■ Given records
===

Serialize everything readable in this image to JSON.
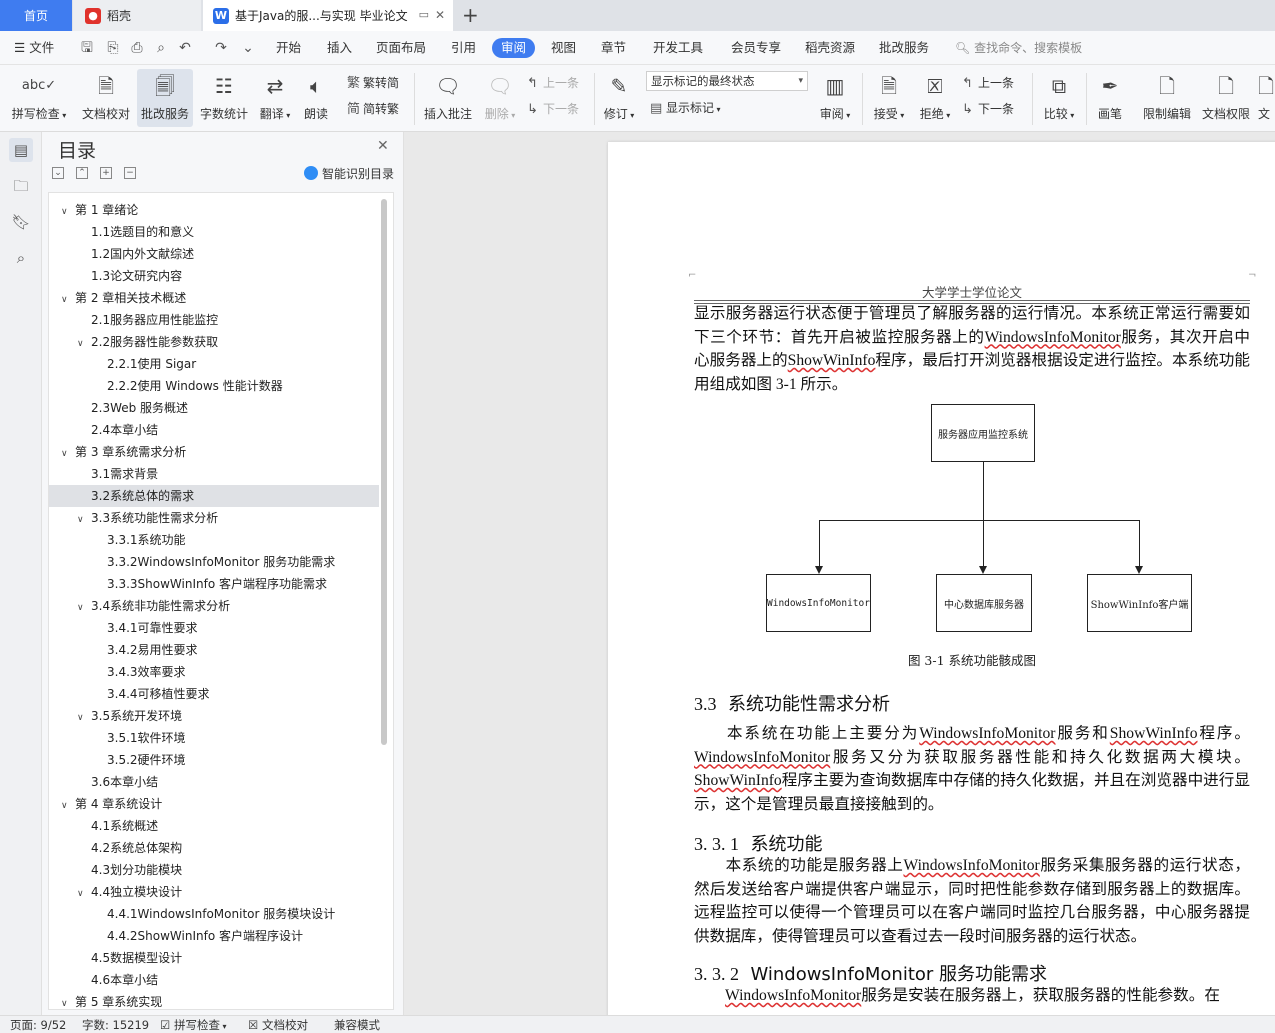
{
  "tabs": {
    "home": "首页",
    "daoke": "稻壳",
    "document": "基于Java的服...与实现 毕业论文",
    "add": "+"
  },
  "menu": {
    "file": "文件",
    "items": [
      "开始",
      "插入",
      "页面布局",
      "引用",
      "审阅",
      "视图",
      "章节",
      "开发工具",
      "会员专享",
      "稻壳资源",
      "批改服务"
    ],
    "active": "审阅",
    "search_hint": "查找命令、搜索模板"
  },
  "ribbon": {
    "spellcheck": "拼写检查",
    "doc_proof": "文档校对",
    "correction": "批改服务",
    "word_count": "字数统计",
    "translate": "翻译",
    "read_aloud": "朗读",
    "trad": "繁转简",
    "simp": "简转繁",
    "insert_comment": "插入批注",
    "delete": "删除",
    "prev_comment": "上一条",
    "next_comment": "下一条",
    "track": "修订",
    "markup_state": "显示标记的最终状态",
    "show_markup": "显示标记",
    "review": "审阅",
    "accept": "接受",
    "reject": "拒绝",
    "prev": "上一条",
    "next": "下一条",
    "compare": "比较",
    "pen": "画笔",
    "restrict": "限制编辑",
    "doc_rights": "文档权限",
    "more": "文"
  },
  "outline": {
    "title": "目录",
    "smart": "智能识别目录",
    "items": [
      {
        "text": "第 1 章绪论",
        "level": 1,
        "arrow": true
      },
      {
        "text": "1.1选题目的和意义",
        "level": 2,
        "arrow": false
      },
      {
        "text": "1.2国内外文献综述",
        "level": 2,
        "arrow": false
      },
      {
        "text": "1.3论文研究内容",
        "level": 2,
        "arrow": false
      },
      {
        "text": "第 2 章相关技术概述",
        "level": 1,
        "arrow": true
      },
      {
        "text": "2.1服务器应用性能监控",
        "level": 2,
        "arrow": false
      },
      {
        "text": "2.2服务器性能参数获取",
        "level": 2,
        "arrow": true
      },
      {
        "text": "2.2.1使用 Sigar",
        "level": 3,
        "arrow": false
      },
      {
        "text": "2.2.2使用 Windows 性能计数器",
        "level": 3,
        "arrow": false
      },
      {
        "text": "2.3Web 服务概述",
        "level": 2,
        "arrow": false
      },
      {
        "text": "2.4本章小结",
        "level": 2,
        "arrow": false
      },
      {
        "text": "第 3 章系统需求分析",
        "level": 1,
        "arrow": true
      },
      {
        "text": "3.1需求背景",
        "level": 2,
        "arrow": false
      },
      {
        "text": "3.2系统总体的需求",
        "level": 2,
        "arrow": false,
        "selected": true
      },
      {
        "text": "3.3系统功能性需求分析",
        "level": 2,
        "arrow": true
      },
      {
        "text": "3.3.1系统功能",
        "level": 3,
        "arrow": false
      },
      {
        "text": "3.3.2WindowsInfoMonitor 服务功能需求",
        "level": 3,
        "arrow": false
      },
      {
        "text": "3.3.3ShowWinInfo 客户端程序功能需求",
        "level": 3,
        "arrow": false
      },
      {
        "text": "3.4系统非功能性需求分析",
        "level": 2,
        "arrow": true
      },
      {
        "text": "3.4.1可靠性要求",
        "level": 3,
        "arrow": false
      },
      {
        "text": "3.4.2易用性要求",
        "level": 3,
        "arrow": false
      },
      {
        "text": "3.4.3效率要求",
        "level": 3,
        "arrow": false
      },
      {
        "text": "3.4.4可移植性要求",
        "level": 3,
        "arrow": false
      },
      {
        "text": "3.5系统开发环境",
        "level": 2,
        "arrow": true
      },
      {
        "text": "3.5.1软件环境",
        "level": 3,
        "arrow": false
      },
      {
        "text": "3.5.2硬件环境",
        "level": 3,
        "arrow": false
      },
      {
        "text": "3.6本章小结",
        "level": 2,
        "arrow": false
      },
      {
        "text": "第 4 章系统设计",
        "level": 1,
        "arrow": true
      },
      {
        "text": "4.1系统概述",
        "level": 2,
        "arrow": false
      },
      {
        "text": "4.2系统总体架构",
        "level": 2,
        "arrow": false
      },
      {
        "text": "4.3划分功能模块",
        "level": 2,
        "arrow": false
      },
      {
        "text": "4.4独立模块设计",
        "level": 2,
        "arrow": true
      },
      {
        "text": "4.4.1WindowsInfoMonitor 服务模块设计",
        "level": 3,
        "arrow": false
      },
      {
        "text": "4.4.2ShowWinInfo 客户端程序设计",
        "level": 3,
        "arrow": false
      },
      {
        "text": "4.5数据模型设计",
        "level": 2,
        "arrow": false
      },
      {
        "text": "4.6本章小结",
        "level": 2,
        "arrow": false
      },
      {
        "text": "第 5 章系统实现",
        "level": 1,
        "arrow": true
      }
    ]
  },
  "doc": {
    "header": "大学学士学位论文",
    "p1": "显示服务器运行状态便于管理员了解服务器的运行情况。本系统正常运行需要如下三个环节：首先开启被监控服务器上的",
    "p1_w1": "WindowsInfoMonitor",
    "p1_b": "服务，其次开启中心服务器上的",
    "p1_w2": "ShowWinInfo",
    "p1_c": "程序，最后打开浏览器根据设定进行监控。本系统功能用组成如图 3-1 所示。",
    "diagram": {
      "root": "服务器应用监控系统",
      "child1": "WindowsInfoMonitor",
      "child2": "中心数据库服务器",
      "child3": "ShowWinInfo客户端"
    },
    "caption": "图 3-1 系统功能骸成图",
    "h33_num": "3.3",
    "h33": "系统功能性需求分析",
    "p2_a": "本系统在功能上主要分为",
    "p2_w1": "WindowsInfoMonitor",
    "p2_b": "服务和",
    "p2_w2": "ShowWinInfo",
    "p2_c": "程序。",
    "p2_w3": "WindowsInfoMonitor",
    "p2_d": "服务又分为获取服务器性能和持久化数据两大模块。",
    "p2_w4": "ShowWinInfo",
    "p2_e": "程序主要为查询数据库中存储的持久化数据，并且在浏览器中进行显示，这个是管理员最直接接触到的。",
    "h331_num": "3. 3. 1",
    "h331": "系统功能",
    "p3_a": "本系统的功能是服务器上",
    "p3_w1": "WindowsInfoMonitor",
    "p3_b": "服务采集服务器的运行状态，然后发送给客户端提供客户端显示，同时把性能参数存储到服务器上的数据库。远程监控可以使得一个管理员可以在客户端同时监控几台服务器，中心服务器提供数据库，使得管理员可以查看过去一段时间服务器的运行状态。",
    "h332_num": "3. 3. 2",
    "h332": "WindowsInfoMonitor 服务功能需求",
    "p4_w1": "WindowsInfoMonitor",
    "p4_a": "服务是安装在服务器上，获取服务器的性能参数。在"
  },
  "status": {
    "page": "页面: 9/52",
    "words": "字数: 15219",
    "spell": "拼写检查",
    "proof": "文档校对",
    "compat": "兼容模式"
  }
}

===

■ Exercise
Transcribe every record above exactly, leaving out the pictures.

■ Output
Serialize everything readable in this image to JSON.
{
  "tabs": {
    "home": "首页",
    "daoke": "稻壳",
    "document": "基于Java的服...与实现 毕业论文",
    "add": "+"
  },
  "menu": {
    "file": "文件",
    "items": [
      "开始",
      "插入",
      "页面布局",
      "引用",
      "审阅",
      "视图",
      "章节",
      "开发工具",
      "会员专享",
      "稻壳资源",
      "批改服务"
    ],
    "active": "审阅",
    "search_hint": "查找命令、搜索模板"
  },
  "ribbon": {
    "spellcheck": "拼写检查",
    "doc_proof": "文档校对",
    "correction": "批改服务",
    "word_count": "字数统计",
    "translate": "翻译",
    "read_aloud": "朗读",
    "trad": "繁转简",
    "simp": "简转繁",
    "insert_comment": "插入批注",
    "delete": "删除",
    "prev_comment": "上一条",
    "next_comment": "下一条",
    "track": "修订",
    "markup_state": "显示标记的最终状态",
    "show_markup": "显示标记",
    "review": "审阅",
    "accept": "接受",
    "reject": "拒绝",
    "prev": "上一条",
    "next": "下一条",
    "compare": "比较",
    "pen": "画笔",
    "restrict": "限制编辑",
    "doc_rights": "文档权限",
    "more": "文"
  },
  "outline": {
    "title": "目录",
    "smart": "智能识别目录",
    "items": [
      {
        "text": "第 1 章绪论",
        "level": 1,
        "arrow": true
      },
      {
        "text": "1.1选题目的和意义",
        "level": 2,
        "arrow": false
      },
      {
        "text": "1.2国内外文献综述",
        "level": 2,
        "arrow": false
      },
      {
        "text": "1.3论文研究内容",
        "level": 2,
        "arrow": false
      },
      {
        "text": "第 2 章相关技术概述",
        "level": 1,
        "arrow": true
      },
      {
        "text": "2.1服务器应用性能监控",
        "level": 2,
        "arrow": false
      },
      {
        "text": "2.2服务器性能参数获取",
        "level": 2,
        "arrow": true
      },
      {
        "text": "2.2.1使用 Sigar",
        "level": 3,
        "arrow": false
      },
      {
        "text": "2.2.2使用 Windows 性能计数器",
        "level": 3,
        "arrow": false
      },
      {
        "text": "2.3Web 服务概述",
        "level": 2,
        "arrow": false
      },
      {
        "text": "2.4本章小结",
        "level": 2,
        "arrow": false
      },
      {
        "text": "第 3 章系统需求分析",
        "level": 1,
        "arrow": true
      },
      {
        "text": "3.1需求背景",
        "level": 2,
        "arrow": false
      },
      {
        "text": "3.2系统总体的需求",
        "level": 2,
        "arrow": false,
        "selected": true
      },
      {
        "text": "3.3系统功能性需求分析",
        "level": 2,
        "arrow": true
      },
      {
        "text": "3.3.1系统功能",
        "level": 3,
        "arrow": false
      },
      {
        "text": "3.3.2WindowsInfoMonitor 服务功能需求",
        "level": 3,
        "arrow": false
      },
      {
        "text": "3.3.3ShowWinInfo 客户端程序功能需求",
        "level": 3,
        "arrow": false
      },
      {
        "text": "3.4系统非功能性需求分析",
        "level": 2,
        "arrow": true
      },
      {
        "text": "3.4.1可靠性要求",
        "level": 3,
        "arrow": false
      },
      {
        "text": "3.4.2易用性要求",
        "level": 3,
        "arrow": false
      },
      {
        "text": "3.4.3效率要求",
        "level": 3,
        "arrow": false
      },
      {
        "text": "3.4.4可移植性要求",
        "level": 3,
        "arrow": false
      },
      {
        "text": "3.5系统开发环境",
        "level": 2,
        "arrow": true
      },
      {
        "text": "3.5.1软件环境",
        "level": 3,
        "arrow": false
      },
      {
        "text": "3.5.2硬件环境",
        "level": 3,
        "arrow": false
      },
      {
        "text": "3.6本章小结",
        "level": 2,
        "arrow": false
      },
      {
        "text": "第 4 章系统设计",
        "level": 1,
        "arrow": true
      },
      {
        "text": "4.1系统概述",
        "level": 2,
        "arrow": false
      },
      {
        "text": "4.2系统总体架构",
        "level": 2,
        "arrow": false
      },
      {
        "text": "4.3划分功能模块",
        "level": 2,
        "arrow": false
      },
      {
        "text": "4.4独立模块设计",
        "level": 2,
        "arrow": true
      },
      {
        "text": "4.4.1WindowsInfoMonitor 服务模块设计",
        "level": 3,
        "arrow": false
      },
      {
        "text": "4.4.2ShowWinInfo 客户端程序设计",
        "level": 3,
        "arrow": false
      },
      {
        "text": "4.5数据模型设计",
        "level": 2,
        "arrow": false
      },
      {
        "text": "4.6本章小结",
        "level": 2,
        "arrow": false
      },
      {
        "text": "第 5 章系统实现",
        "level": 1,
        "arrow": true
      }
    ]
  },
  "doc": {
    "header": "大学学士学位论文",
    "p1": "显示服务器运行状态便于管理员了解服务器的运行情况。本系统正常运行需要如下三个环节：首先开启被监控服务器上的",
    "p1_w1": "WindowsInfoMonitor",
    "p1_b": "服务，其次开启中心服务器上的",
    "p1_w2": "ShowWinInfo",
    "p1_c": "程序，最后打开浏览器根据设定进行监控。本系统功能用组成如图 3-1 所示。",
    "diagram": {
      "root": "服务器应用监控系统",
      "child1": "WindowsInfoMonitor",
      "child2": "中心数据库服务器",
      "child3": "ShowWinInfo客户端"
    },
    "caption": "图 3-1 系统功能骸成图",
    "h33_num": "3.3",
    "h33": "系统功能性需求分析",
    "p2_a": "本系统在功能上主要分为",
    "p2_w1": "WindowsInfoMonitor",
    "p2_b": "服务和",
    "p2_w2": "ShowWinInfo",
    "p2_c": "程序。",
    "p2_w3": "WindowsInfoMonitor",
    "p2_d": "服务又分为获取服务器性能和持久化数据两大模块。",
    "p2_w4": "ShowWinInfo",
    "p2_e": "程序主要为查询数据库中存储的持久化数据，并且在浏览器中进行显示，这个是管理员最直接接触到的。",
    "h331_num": "3. 3. 1",
    "h331": "系统功能",
    "p3_a": "本系统的功能是服务器上",
    "p3_w1": "WindowsInfoMonitor",
    "p3_b": "服务采集服务器的运行状态，然后发送给客户端提供客户端显示，同时把性能参数存储到服务器上的数据库。远程监控可以使得一个管理员可以在客户端同时监控几台服务器，中心服务器提供数据库，使得管理员可以查看过去一段时间服务器的运行状态。",
    "h332_num": "3. 3. 2",
    "h332": "WindowsInfoMonitor 服务功能需求",
    "p4_w1": "WindowsInfoMonitor",
    "p4_a": "服务是安装在服务器上，获取服务器的性能参数。在"
  },
  "status": {
    "page": "页面: 9/52",
    "words": "字数: 15219",
    "spell": "拼写检查",
    "proof": "文档校对",
    "compat": "兼容模式"
  }
}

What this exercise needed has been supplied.